Exercise materials ->
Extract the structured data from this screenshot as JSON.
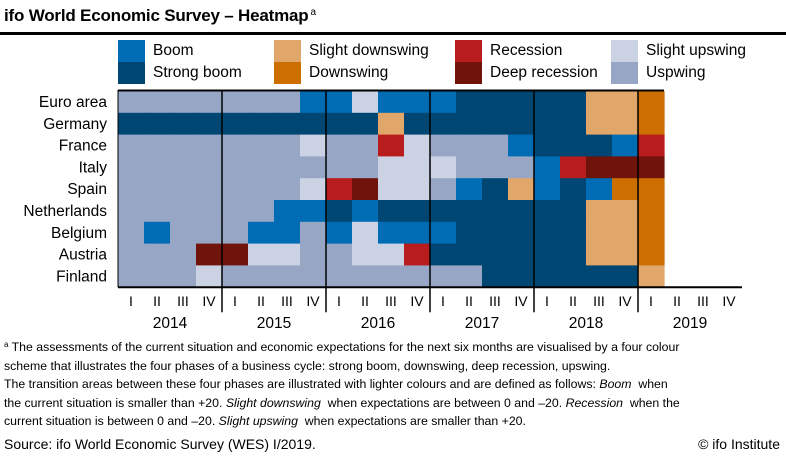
{
  "title": "ifo World Economic Survey – Heatmap",
  "title_superscript": "a",
  "legend": [
    {
      "code": "B",
      "label": "Boom",
      "color": "#006cb4"
    },
    {
      "code": "SB",
      "label": "Strong boom",
      "color": "#004672"
    },
    {
      "code": "SD",
      "label": "Slight downswing",
      "color": "#e0a66a"
    },
    {
      "code": "D",
      "label": "Downswing",
      "color": "#cc6e00"
    },
    {
      "code": "R",
      "label": "Recession",
      "color": "#b81c1c"
    },
    {
      "code": "DR",
      "label": "Deep recession",
      "color": "#6f130b"
    },
    {
      "code": "SU",
      "label": "Slight upswing",
      "color": "#cbd2e4"
    },
    {
      "code": "U",
      "label": "Uspwing",
      "color": "#97a6c4"
    }
  ],
  "chart_data": {
    "type": "heatmap",
    "title": "ifo World Economic Survey – Heatmap",
    "xlabel": "",
    "ylabel": "",
    "years": [
      "2014",
      "2015",
      "2016",
      "2017",
      "2018",
      "2019"
    ],
    "quarter_labels": [
      "I",
      "II",
      "III",
      "IV"
    ],
    "x": [
      "2014 I",
      "2014 II",
      "2014 III",
      "2014 IV",
      "2015 I",
      "2015 II",
      "2015 III",
      "2015 IV",
      "2016 I",
      "2016 II",
      "2016 III",
      "2016 IV",
      "2017 I",
      "2017 II",
      "2017 III",
      "2017 IV",
      "2018 I",
      "2018 II",
      "2018 III",
      "2018 IV",
      "2019 I"
    ],
    "total_quarters_on_axis": 24,
    "categories": [
      "Euro area",
      "Germany",
      "France",
      "Italy",
      "Spain",
      "Netherlands",
      "Belgium",
      "Austria",
      "Finland"
    ],
    "series": [
      {
        "name": "Euro area",
        "values": [
          "U",
          "U",
          "U",
          "U",
          "U",
          "U",
          "U",
          "B",
          "B",
          "SU",
          "B",
          "B",
          "B",
          "SB",
          "SB",
          "SB",
          "SB",
          "SB",
          "SD",
          "SD",
          "D"
        ]
      },
      {
        "name": "Germany",
        "values": [
          "SB",
          "SB",
          "SB",
          "SB",
          "SB",
          "SB",
          "SB",
          "SB",
          "SB",
          "SB",
          "SD",
          "SB",
          "SB",
          "SB",
          "SB",
          "SB",
          "SB",
          "SB",
          "SD",
          "SD",
          "D"
        ]
      },
      {
        "name": "France",
        "values": [
          "U",
          "U",
          "U",
          "U",
          "U",
          "U",
          "U",
          "SU",
          "U",
          "U",
          "R",
          "SU",
          "U",
          "U",
          "U",
          "B",
          "SB",
          "SB",
          "SB",
          "B",
          "R"
        ]
      },
      {
        "name": "Italy",
        "values": [
          "U",
          "U",
          "U",
          "U",
          "U",
          "U",
          "U",
          "U",
          "U",
          "U",
          "SU",
          "SU",
          "SU",
          "U",
          "U",
          "U",
          "B",
          "R",
          "DR",
          "DR",
          "DR"
        ]
      },
      {
        "name": "Spain",
        "values": [
          "U",
          "U",
          "U",
          "U",
          "U",
          "U",
          "U",
          "SU",
          "R",
          "DR",
          "SU",
          "SU",
          "U",
          "B",
          "SB",
          "SD",
          "B",
          "SB",
          "B",
          "D",
          "D"
        ]
      },
      {
        "name": "Netherlands",
        "values": [
          "U",
          "U",
          "U",
          "U",
          "U",
          "U",
          "B",
          "B",
          "SB",
          "B",
          "SB",
          "SB",
          "SB",
          "SB",
          "SB",
          "SB",
          "SB",
          "SB",
          "SD",
          "SD",
          "D"
        ]
      },
      {
        "name": "Belgium",
        "values": [
          "U",
          "B",
          "U",
          "U",
          "U",
          "B",
          "B",
          "U",
          "B",
          "SU",
          "B",
          "B",
          "B",
          "SB",
          "SB",
          "SB",
          "SB",
          "SB",
          "SD",
          "SD",
          "D"
        ]
      },
      {
        "name": "Austria",
        "values": [
          "U",
          "U",
          "U",
          "DR",
          "DR",
          "SU",
          "SU",
          "U",
          "U",
          "SU",
          "SU",
          "R",
          "SB",
          "SB",
          "SB",
          "SB",
          "SB",
          "SB",
          "SD",
          "SD",
          "D"
        ]
      },
      {
        "name": "Finland",
        "values": [
          "U",
          "U",
          "U",
          "SU",
          "U",
          "U",
          "U",
          "U",
          "U",
          "U",
          "U",
          "U",
          "U",
          "U",
          "SB",
          "SB",
          "SB",
          "SB",
          "SB",
          "SB",
          "SD"
        ]
      }
    ]
  },
  "footnote": {
    "marker": "a",
    "line1": " The assessments of the current situation and economic expectations for the next six months are visualised by a four colour",
    "line2": "scheme that illustrates the four phases of a business cycle: strong boom, downswing, deep recession, upswing.",
    "line3_a": "The transition areas between these four phases are illustrated with lighter colours and are defined as follows: ",
    "line3_em": "Boom",
    "line3_b": "  when",
    "line4_a": "the current situation is smaller than +20. ",
    "line4_em1": "Slight downswing",
    "line4_b": "  when expectations are between 0 and –20. ",
    "line4_em2": "Recession",
    "line4_c": "  when the",
    "line5_a": "current situation is between 0 and –20. ",
    "line5_em": "Slight upswing",
    "line5_b": "  when expectations are smaller than +20."
  },
  "source": "Source: ifo World Economic Survey (WES) I/2019.",
  "copyright": "© ifo Institute"
}
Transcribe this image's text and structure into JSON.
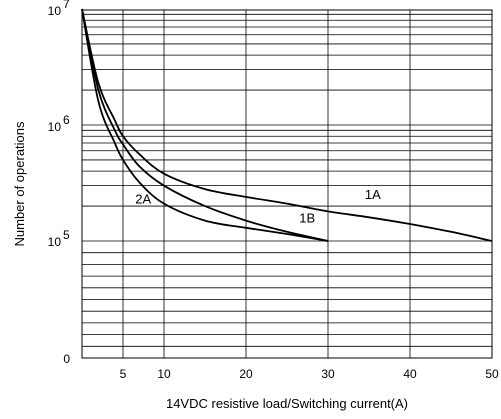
{
  "chart_data": {
    "type": "line",
    "xlabel": "14VDC resistive load/Switching current(A)",
    "ylabel": "Number of operations",
    "xlim": [
      0,
      50
    ],
    "x_ticks": [
      "5",
      "10",
      "20",
      "30",
      "40",
      "50"
    ],
    "y_scale": "log",
    "y_ticks": [
      {
        "base": "10",
        "exp": "7"
      },
      {
        "base": "10",
        "exp": "6"
      },
      {
        "base": "10",
        "exp": "5"
      }
    ],
    "y_zero_label": "0",
    "grid": true,
    "series": [
      {
        "name": "1A",
        "x": [
          0,
          2,
          4,
          5,
          7,
          10,
          15,
          20,
          25,
          30,
          35,
          40,
          45,
          50
        ],
        "y": [
          10000000,
          2300000,
          1100000,
          800000,
          560000,
          380000,
          280000,
          240000,
          210000,
          180000,
          160000,
          140000,
          120000,
          100000
        ]
      },
      {
        "name": "1B",
        "x": [
          0,
          2,
          4,
          5,
          7,
          10,
          15,
          20,
          25,
          30
        ],
        "y": [
          10000000,
          2000000,
          900000,
          680000,
          440000,
          300000,
          200000,
          150000,
          120000,
          100000
        ]
      },
      {
        "name": "2A",
        "x": [
          0,
          2,
          4,
          5,
          7,
          10,
          15,
          20,
          25,
          30
        ],
        "y": [
          10000000,
          1600000,
          700000,
          500000,
          320000,
          210000,
          150000,
          130000,
          115000,
          100000
        ]
      }
    ],
    "annotations": [
      "1A",
      "1B",
      "2A"
    ]
  }
}
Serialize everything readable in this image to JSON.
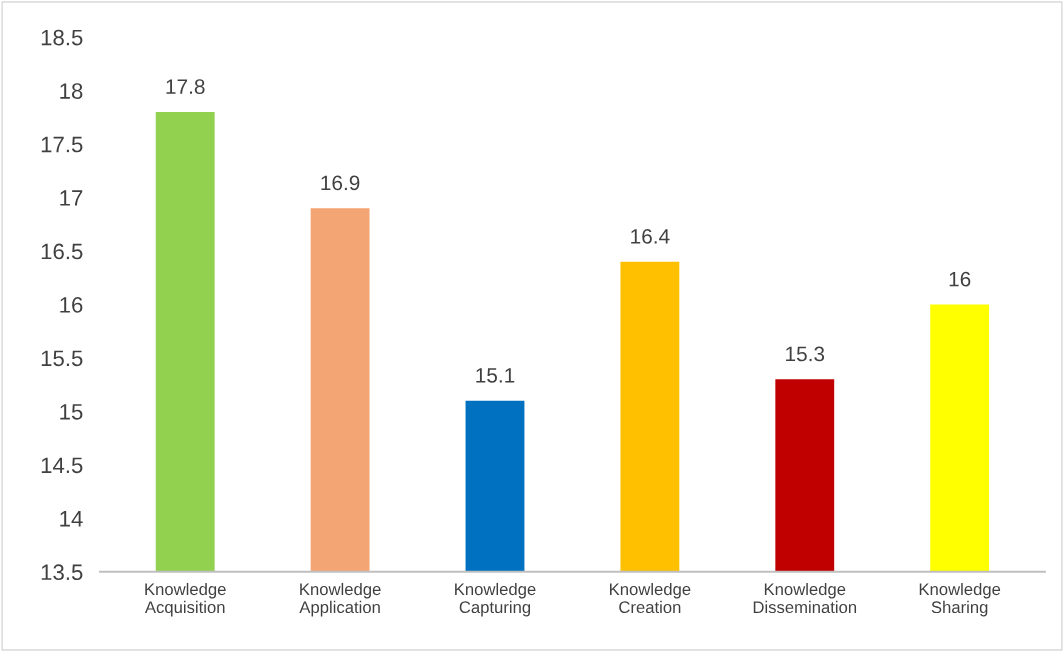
{
  "chart_data": {
    "type": "bar",
    "categories": [
      "Knowledge Acquisition",
      "Knowledge Application",
      "Knowledge Capturing",
      "Knowledge Creation",
      "Knowledge Dissemination",
      "Knowledge Sharing"
    ],
    "values": [
      17.8,
      16.9,
      15.1,
      16.4,
      15.3,
      16
    ],
    "colors": [
      "#92d050",
      "#f4a574",
      "#0070c0",
      "#ffc000",
      "#c00000",
      "#ffff00"
    ],
    "ylim": [
      13.5,
      18.5
    ],
    "yticks": [
      13.5,
      14,
      14.5,
      15,
      15.5,
      16,
      16.5,
      17,
      17.5,
      18,
      18.5
    ],
    "data_labels": true,
    "grid": false,
    "legend": false
  }
}
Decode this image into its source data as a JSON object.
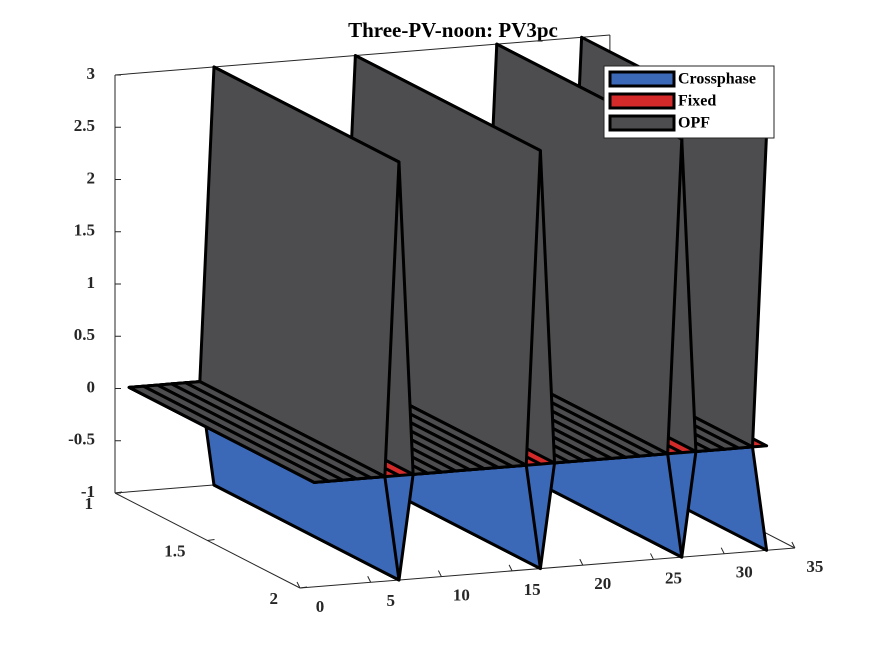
{
  "chart_data": {
    "type": "ribbon3d",
    "title": "Three-PV-noon: PV3pc",
    "x": [
      1,
      2,
      3,
      4,
      5,
      6,
      7,
      8,
      9,
      10,
      11,
      12,
      13,
      14,
      15,
      16,
      17,
      18,
      19,
      20,
      21,
      22,
      23,
      24,
      25,
      26,
      27,
      28,
      29,
      30,
      31,
      32,
      33
    ],
    "series": [
      {
        "name": "Crossphase",
        "color": "#3b69b8",
        "values": [
          0,
          0,
          0,
          0,
          0,
          0,
          -1,
          0,
          0,
          0,
          0,
          0,
          0,
          0,
          0,
          0,
          -1,
          0,
          0,
          0,
          0,
          0,
          0,
          0,
          0,
          0,
          -1,
          0,
          0,
          0,
          0,
          0,
          -1
        ]
      },
      {
        "name": "Fixed",
        "color": "#d42a2a",
        "values": [
          0,
          0,
          0,
          0,
          0,
          0,
          0,
          0,
          0,
          0,
          0,
          0,
          0,
          0,
          0,
          0,
          0,
          0,
          0,
          0,
          0,
          0,
          0,
          0,
          0,
          0,
          0,
          0,
          0,
          0,
          0,
          0,
          0
        ]
      },
      {
        "name": "OPF",
        "color": "#4d4c4e",
        "values": [
          0,
          0,
          0,
          0,
          0,
          0,
          3,
          0,
          0,
          0,
          0,
          0,
          0,
          0,
          0,
          0,
          3,
          0,
          0,
          0,
          0,
          0,
          0,
          0,
          0,
          0,
          3,
          0,
          0,
          0,
          0,
          0,
          3
        ]
      }
    ],
    "xlim": [
      0,
      35
    ],
    "xticks": [
      0,
      5,
      10,
      15,
      20,
      25,
      30,
      35
    ],
    "ylim": [
      1,
      2
    ],
    "yticks": [
      1,
      1.5,
      2
    ],
    "zlim": [
      -1,
      3
    ],
    "zticks": [
      -1,
      -0.5,
      0,
      0.5,
      1,
      1.5,
      2,
      2.5,
      3
    ],
    "legend": "northeast"
  }
}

Job -> Check each line of the records above for "situation", and copy those that have it.

Answer for this exercise ->
    "line1": " The assessments of the current situation and economic expectations for the next six months are visualised by a four colour",
    "line4_a": "the current situation is smaller than +20. ",
    "line5_a": "current situation is between 0 and –20. ",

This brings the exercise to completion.